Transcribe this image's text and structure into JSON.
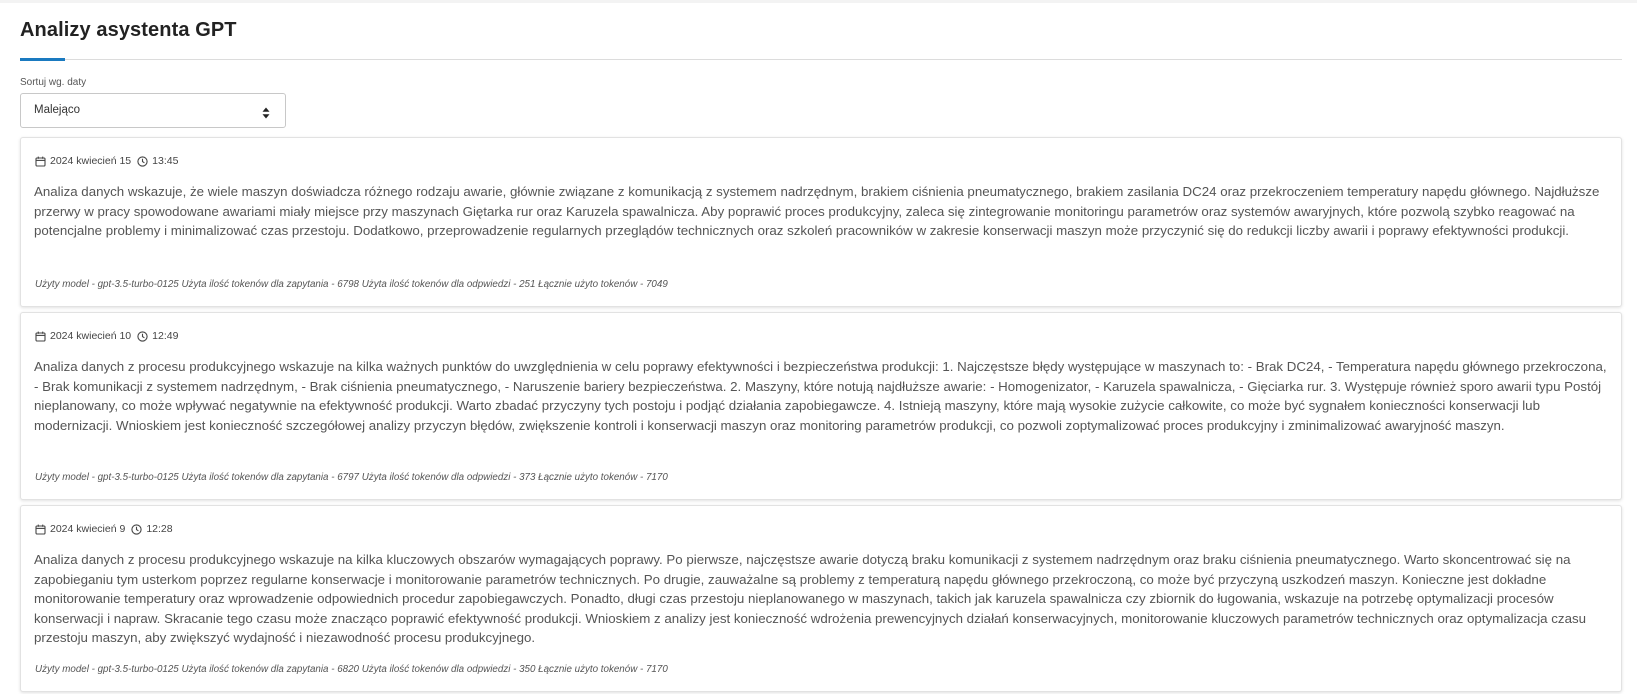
{
  "page": {
    "title": "Analizy asystenta GPT"
  },
  "sort": {
    "label": "Sortuj wg. daty",
    "selected": "Malejąco"
  },
  "colors": {
    "accent": "#1a7ac0",
    "text": "#555555"
  },
  "analyses": [
    {
      "date": "2024 kwiecień 15",
      "time": "13:45",
      "text": "Analiza danych wskazuje, że wiele maszyn doświadcza różnego rodzaju awarie, głównie związane z komunikacją z systemem nadrzędnym, brakiem ciśnienia pneumatycznego, brakiem zasilania DC24 oraz przekroczeniem temperatury napędu głównego. Najdłuższe przerwy w pracy spowodowane awariami miały miejsce przy maszynach Giętarka rur oraz Karuzela spawalnicza. Aby poprawić proces produkcyjny, zaleca się zintegrowanie monitoringu parametrów oraz systemów awaryjnych, które pozwolą szybko reagować na potencjalne problemy i minimalizować czas przestoju. Dodatkowo, przeprowadzenie regularnych przeglądów technicznych oraz szkoleń pracowników w zakresie konserwacji maszyn może przyczynić się do redukcji liczby awarii i poprawy efektywności produkcji.",
      "usage": "Użyty model - gpt-3.5-turbo-0125 Użyta ilość tokenów dla zapytania - 6798 Użyta ilość tokenów dla odpwiedzi - 251 Łącznie użyto tokenów - 7049"
    },
    {
      "date": "2024 kwiecień 10",
      "time": "12:49",
      "text": "Analiza danych z procesu produkcyjnego wskazuje na kilka ważnych punktów do uwzględnienia w celu poprawy efektywności i bezpieczeństwa produkcji: 1. Najczęstsze błędy występujące w maszynach to: - Brak DC24, - Temperatura napędu głównego przekroczona, - Brak komunikacji z systemem nadrzędnym, - Brak ciśnienia pneumatycznego, - Naruszenie bariery bezpieczeństwa. 2. Maszyny, które notują najdłuższe awarie: - Homogenizator, - Karuzela spawalnicza, - Gięciarka rur. 3. Występuje również sporo awarii typu Postój nieplanowany, co może wpływać negatywnie na efektywność produkcji. Warto zbadać przyczyny tych postoju i podjąć działania zapobiegawcze. 4. Istnieją maszyny, które mają wysokie zużycie całkowite, co może być sygnałem konieczności konserwacji lub modernizacji. Wnioskiem jest konieczność szczegółowej analizy przyczyn błędów, zwiększenie kontroli i konserwacji maszyn oraz monitoring parametrów produkcji, co pozwoli zoptymalizować proces produkcyjny i zminimalizować awaryjność maszyn.",
      "usage": "Użyty model - gpt-3.5-turbo-0125 Użyta ilość tokenów dla zapytania - 6797 Użyta ilość tokenów dla odpwiedzi - 373 Łącznie użyto tokenów - 7170"
    },
    {
      "date": "2024 kwiecień 9",
      "time": "12:28",
      "text": "Analiza danych z procesu produkcyjnego wskazuje na kilka kluczowych obszarów wymagających poprawy. Po pierwsze, najczęstsze awarie dotyczą braku komunikacji z systemem nadrzędnym oraz braku ciśnienia pneumatycznego. Warto skoncentrować się na zapobieganiu tym usterkom poprzez regularne konserwacje i monitorowanie parametrów technicznych. Po drugie, zauważalne są problemy z temperaturą napędu głównego przekroczoną, co może być przyczyną uszkodzeń maszyn. Konieczne jest dokładne monitorowanie temperatury oraz wprowadzenie odpowiednich procedur zapobiegawczych. Ponadto, długi czas przestoju nieplanowanego w maszynach, takich jak karuzela spawalnicza czy zbiornik do ługowania, wskazuje na potrzebę optymalizacji procesów konserwacji i napraw. Skracanie tego czasu może znacząco poprawić efektywność produkcji. Wnioskiem z analizy jest konieczność wdrożenia prewencyjnych działań konserwacyjnych, monitorowanie kluczowych parametrów technicznych oraz optymalizacja czasu przestoju maszyn, aby zwiększyć wydajność i niezawodność procesu produkcyjnego.",
      "usage": "Użyty model - gpt-3.5-turbo-0125 Użyta ilość tokenów dla zapytania - 6820 Użyta ilość tokenów dla odpwiedzi - 350 Łącznie użyto tokenów - 7170"
    }
  ]
}
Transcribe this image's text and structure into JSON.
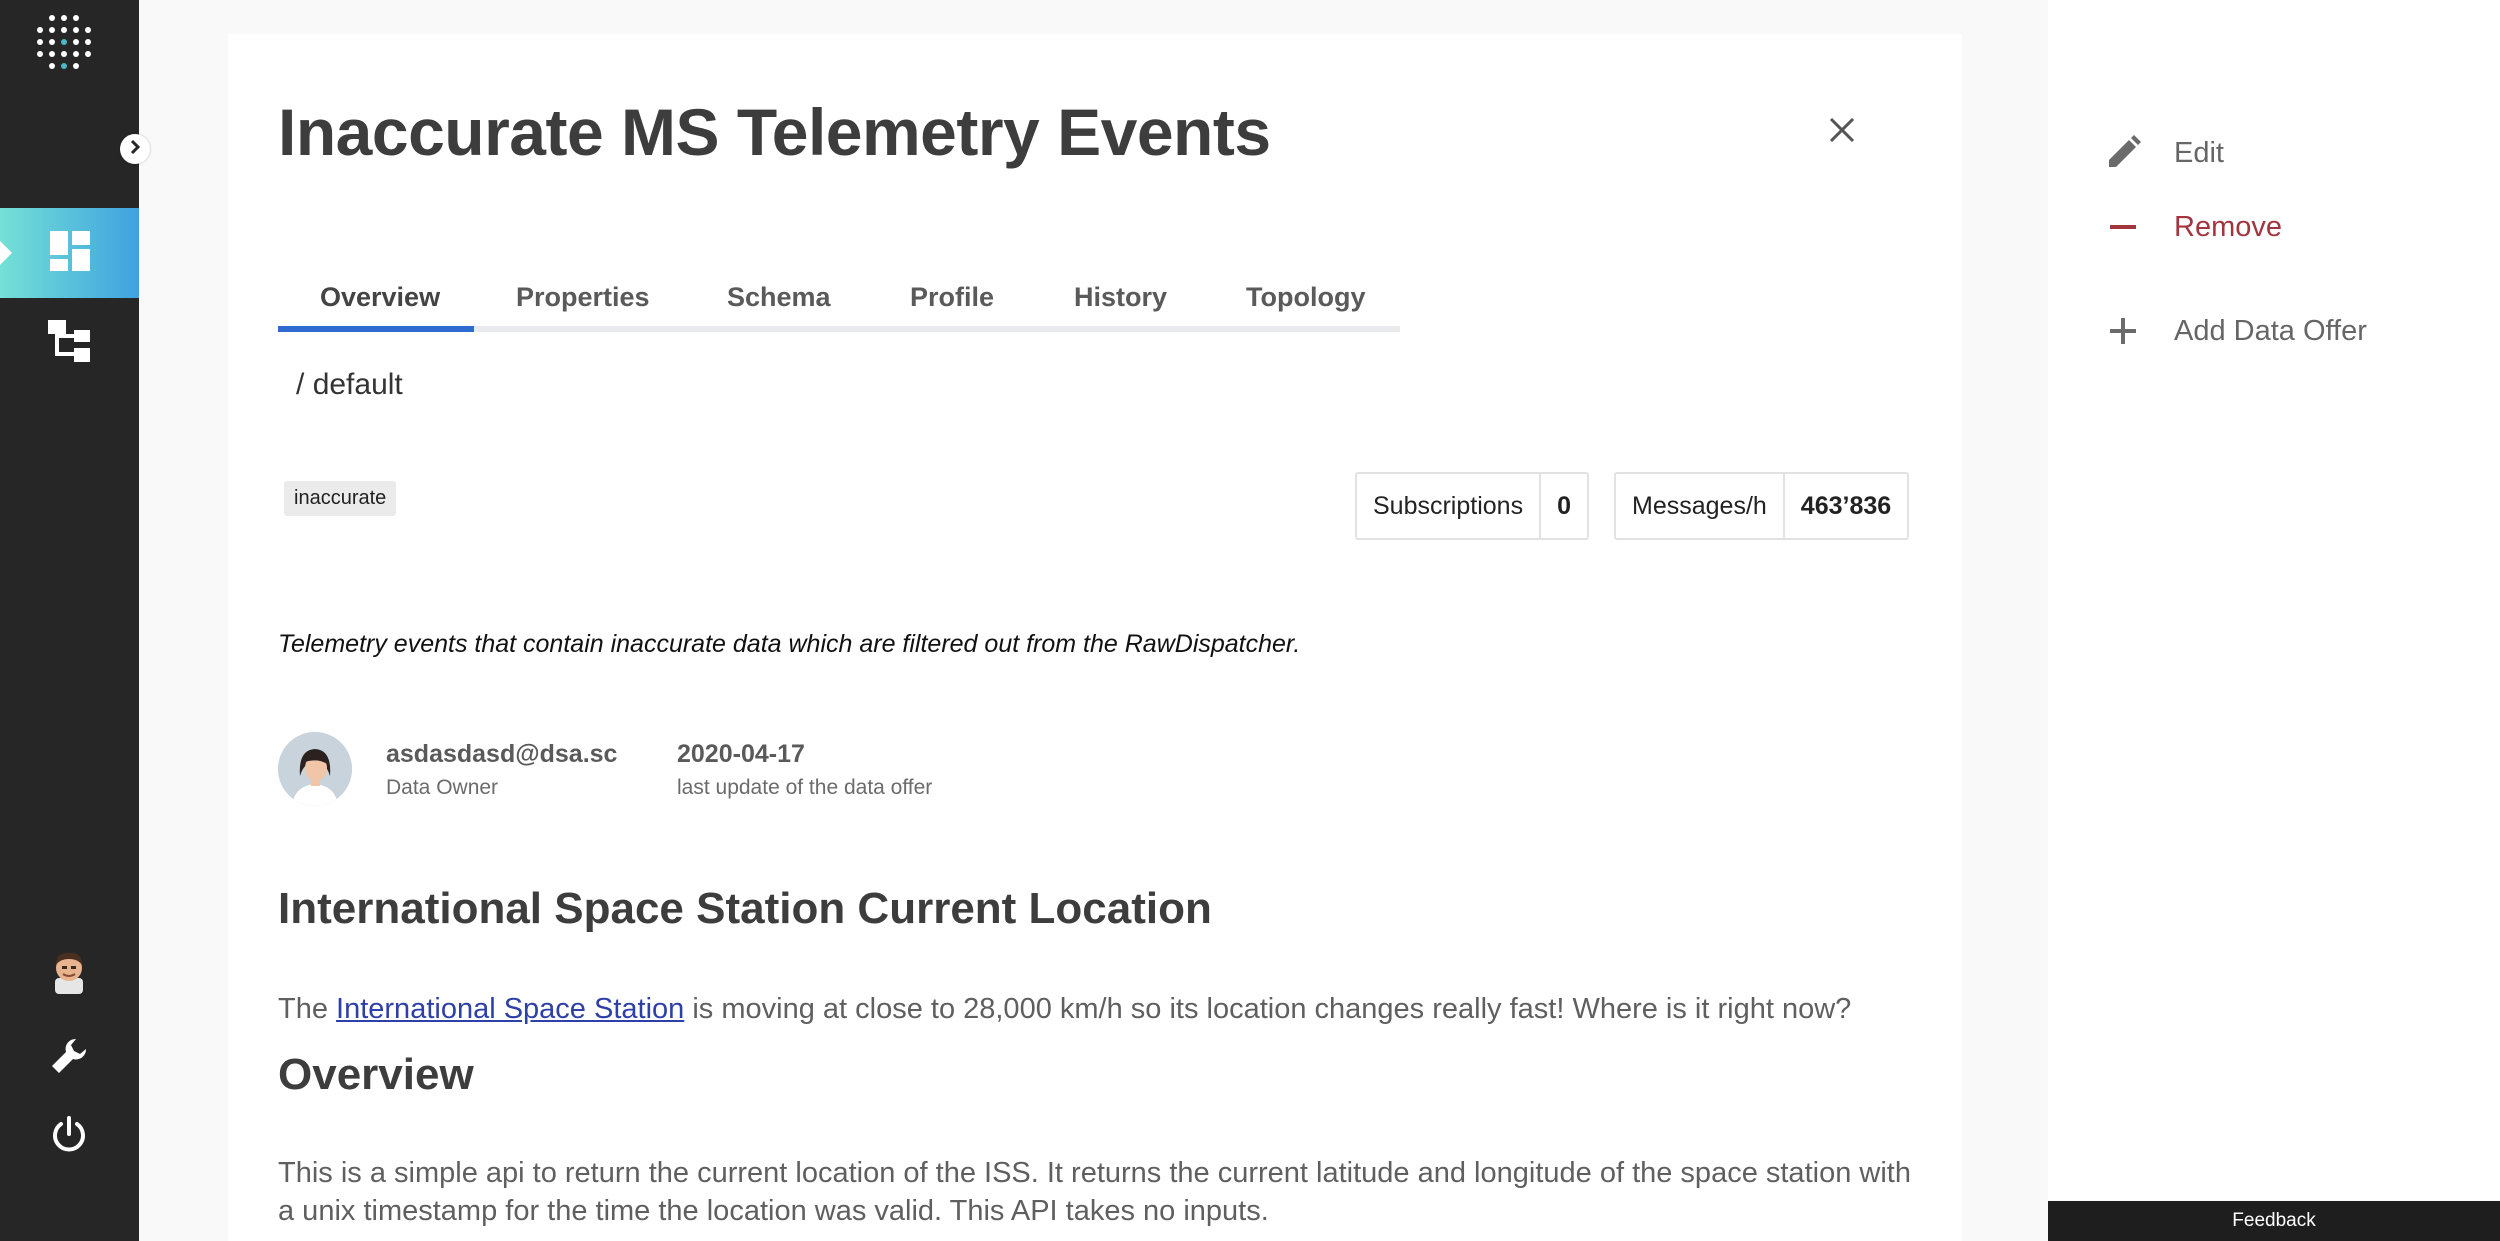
{
  "sidebar": {
    "items": [
      {
        "name": "dashboard",
        "icon": "dashboard-icon",
        "active": true
      },
      {
        "name": "topology",
        "icon": "hierarchy-icon",
        "active": false
      }
    ],
    "bottom": [
      {
        "name": "user-avatar",
        "icon": "avatar"
      },
      {
        "name": "tools",
        "icon": "wrench-icon"
      },
      {
        "name": "logout",
        "icon": "power-icon"
      }
    ],
    "accent_gradient": [
      "#74e0d6",
      "#3fa2e0"
    ]
  },
  "main": {
    "title": "Inaccurate MS Telemetry Events",
    "tabs": [
      {
        "label": "Overview",
        "active": true
      },
      {
        "label": "Properties"
      },
      {
        "label": "Schema"
      },
      {
        "label": "Profile"
      },
      {
        "label": "History"
      },
      {
        "label": "Topology"
      }
    ],
    "breadcrumb": {
      "slash": "/",
      "namespace": "default"
    },
    "tag": "inaccurate",
    "stats": {
      "subscriptions": {
        "label": "Subscriptions",
        "value": "0"
      },
      "messages": {
        "label": "Messages/h",
        "value": "463’836"
      }
    },
    "description": "Telemetry events that contain inaccurate data which are filtered out from the RawDispatcher.",
    "owner": {
      "email": "asdasdasd@dsa.sc",
      "role": "Data Owner"
    },
    "update": {
      "date": "2020-04-17",
      "label": "last update of the data offer"
    },
    "sections": [
      {
        "heading": "International Space Station Current Location",
        "text_before": "The ",
        "link": "International Space Station",
        "text_after": " is moving at close to 28,000 km/h so its location changes really fast! Where is it right now?"
      },
      {
        "heading": "Overview",
        "text": "This is a simple api to return the current location of the ISS. It returns the current latitude and longitude of the space station with a unix timestamp for the time the location was valid. This API takes no inputs."
      }
    ]
  },
  "actions": [
    {
      "label": "Edit",
      "icon": "pencil-icon"
    },
    {
      "label": "Remove",
      "icon": "minus-icon",
      "color": "#a3353f"
    },
    {
      "label": "Add Data Offer",
      "icon": "plus-icon"
    }
  ],
  "feedback_label": "Feedback",
  "colors": {
    "tab_active": "#2e6bd1",
    "link": "#2d3fa8",
    "danger": "#a3353f"
  }
}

- GIVEN REQUEST: All of the data needs repeating exactly, but the pictures do not.

- WORKED ANSWER:
Transcribe this image's text and structure into JSON.
{
  "page": {
    "title": "Analizy asystenta GPT"
  },
  "sort": {
    "label": "Sortuj wg. daty",
    "selected": "Malejąco"
  },
  "colors": {
    "accent": "#1a7ac0",
    "text": "#555555"
  },
  "analyses": [
    {
      "date": "2024 kwiecień 15",
      "time": "13:45",
      "text": "Analiza danych wskazuje, że wiele maszyn doświadcza różnego rodzaju awarie, głównie związane z komunikacją z systemem nadrzędnym, brakiem ciśnienia pneumatycznego, brakiem zasilania DC24 oraz przekroczeniem temperatury napędu głównego. Najdłuższe przerwy w pracy spowodowane awariami miały miejsce przy maszynach Giętarka rur oraz Karuzela spawalnicza. Aby poprawić proces produkcyjny, zaleca się zintegrowanie monitoringu parametrów oraz systemów awaryjnych, które pozwolą szybko reagować na potencjalne problemy i minimalizować czas przestoju. Dodatkowo, przeprowadzenie regularnych przeglądów technicznych oraz szkoleń pracowników w zakresie konserwacji maszyn może przyczynić się do redukcji liczby awarii i poprawy efektywności produkcji.",
      "usage": "Użyty model - gpt-3.5-turbo-0125 Użyta ilość tokenów dla zapytania - 6798 Użyta ilość tokenów dla odpwiedzi - 251 Łącznie użyto tokenów - 7049"
    },
    {
      "date": "2024 kwiecień 10",
      "time": "12:49",
      "text": "Analiza danych z procesu produkcyjnego wskazuje na kilka ważnych punktów do uwzględnienia w celu poprawy efektywności i bezpieczeństwa produkcji: 1. Najczęstsze błędy występujące w maszynach to: - Brak DC24, - Temperatura napędu głównego przekroczona, - Brak komunikacji z systemem nadrzędnym, - Brak ciśnienia pneumatycznego, - Naruszenie bariery bezpieczeństwa. 2. Maszyny, które notują najdłuższe awarie: - Homogenizator, - Karuzela spawalnicza, - Gięciarka rur. 3. Występuje również sporo awarii typu Postój nieplanowany, co może wpływać negatywnie na efektywność produkcji. Warto zbadać przyczyny tych postoju i podjąć działania zapobiegawcze. 4. Istnieją maszyny, które mają wysokie zużycie całkowite, co może być sygnałem konieczności konserwacji lub modernizacji. Wnioskiem jest konieczność szczegółowej analizy przyczyn błędów, zwiększenie kontroli i konserwacji maszyn oraz monitoring parametrów produkcji, co pozwoli zoptymalizować proces produkcyjny i zminimalizować awaryjność maszyn.",
      "usage": "Użyty model - gpt-3.5-turbo-0125 Użyta ilość tokenów dla zapytania - 6797 Użyta ilość tokenów dla odpwiedzi - 373 Łącznie użyto tokenów - 7170"
    },
    {
      "date": "2024 kwiecień 9",
      "time": "12:28",
      "text": "Analiza danych z procesu produkcyjnego wskazuje na kilka kluczowych obszarów wymagających poprawy. Po pierwsze, najczęstsze awarie dotyczą braku komunikacji z systemem nadrzędnym oraz braku ciśnienia pneumatycznego. Warto skoncentrować się na zapobieganiu tym usterkom poprzez regularne konserwacje i monitorowanie parametrów technicznych. Po drugie, zauważalne są problemy z temperaturą napędu głównego przekroczoną, co może być przyczyną uszkodzeń maszyn. Konieczne jest dokładne monitorowanie temperatury oraz wprowadzenie odpowiednich procedur zapobiegawczych. Ponadto, długi czas przestoju nieplanowanego w maszynach, takich jak karuzela spawalnicza czy zbiornik do ługowania, wskazuje na potrzebę optymalizacji procesów konserwacji i napraw. Skracanie tego czasu może znacząco poprawić efektywność produkcji. Wnioskiem z analizy jest konieczność wdrożenia prewencyjnych działań konserwacyjnych, monitorowanie kluczowych parametrów technicznych oraz optymalizacja czasu przestoju maszyn, aby zwiększyć wydajność i niezawodność procesu produkcyjnego.",
      "usage": "Użyty model - gpt-3.5-turbo-0125 Użyta ilość tokenów dla zapytania - 6820 Użyta ilość tokenów dla odpwiedzi - 350 Łącznie użyto tokenów - 7170"
    }
  ]
}
Transcribe this image's text and structure into JSON.
{
  "sidebar": {
    "items": [
      {
        "name": "dashboard",
        "icon": "dashboard-icon",
        "active": true
      },
      {
        "name": "topology",
        "icon": "hierarchy-icon",
        "active": false
      }
    ],
    "bottom": [
      {
        "name": "user-avatar",
        "icon": "avatar"
      },
      {
        "name": "tools",
        "icon": "wrench-icon"
      },
      {
        "name": "logout",
        "icon": "power-icon"
      }
    ],
    "accent_gradient": [
      "#74e0d6",
      "#3fa2e0"
    ]
  },
  "main": {
    "title": "Inaccurate MS Telemetry Events",
    "tabs": [
      {
        "label": "Overview",
        "active": true
      },
      {
        "label": "Properties"
      },
      {
        "label": "Schema"
      },
      {
        "label": "Profile"
      },
      {
        "label": "History"
      },
      {
        "label": "Topology"
      }
    ],
    "breadcrumb": {
      "slash": "/",
      "namespace": "default"
    },
    "tag": "inaccurate",
    "stats": {
      "subscriptions": {
        "label": "Subscriptions",
        "value": "0"
      },
      "messages": {
        "label": "Messages/h",
        "value": "463’836"
      }
    },
    "description": "Telemetry events that contain inaccurate data which are filtered out from the RawDispatcher.",
    "owner": {
      "email": "asdasdasd@dsa.sc",
      "role": "Data Owner"
    },
    "update": {
      "date": "2020-04-17",
      "label": "last update of the data offer"
    },
    "sections": [
      {
        "heading": "International Space Station Current Location",
        "text_before": "The ",
        "link": "International Space Station",
        "text_after": " is moving at close to 28,000 km/h so its location changes really fast! Where is it right now?"
      },
      {
        "heading": "Overview",
        "text": "This is a simple api to return the current location of the ISS. It returns the current latitude and longitude of the space station with a unix timestamp for the time the location was valid. This API takes no inputs."
      }
    ]
  },
  "actions": [
    {
      "label": "Edit",
      "icon": "pencil-icon"
    },
    {
      "label": "Remove",
      "icon": "minus-icon",
      "color": "#a3353f"
    },
    {
      "label": "Add Data Offer",
      "icon": "plus-icon"
    }
  ],
  "feedback_label": "Feedback",
  "colors": {
    "tab_active": "#2e6bd1",
    "link": "#2d3fa8",
    "danger": "#a3353f"
  }
}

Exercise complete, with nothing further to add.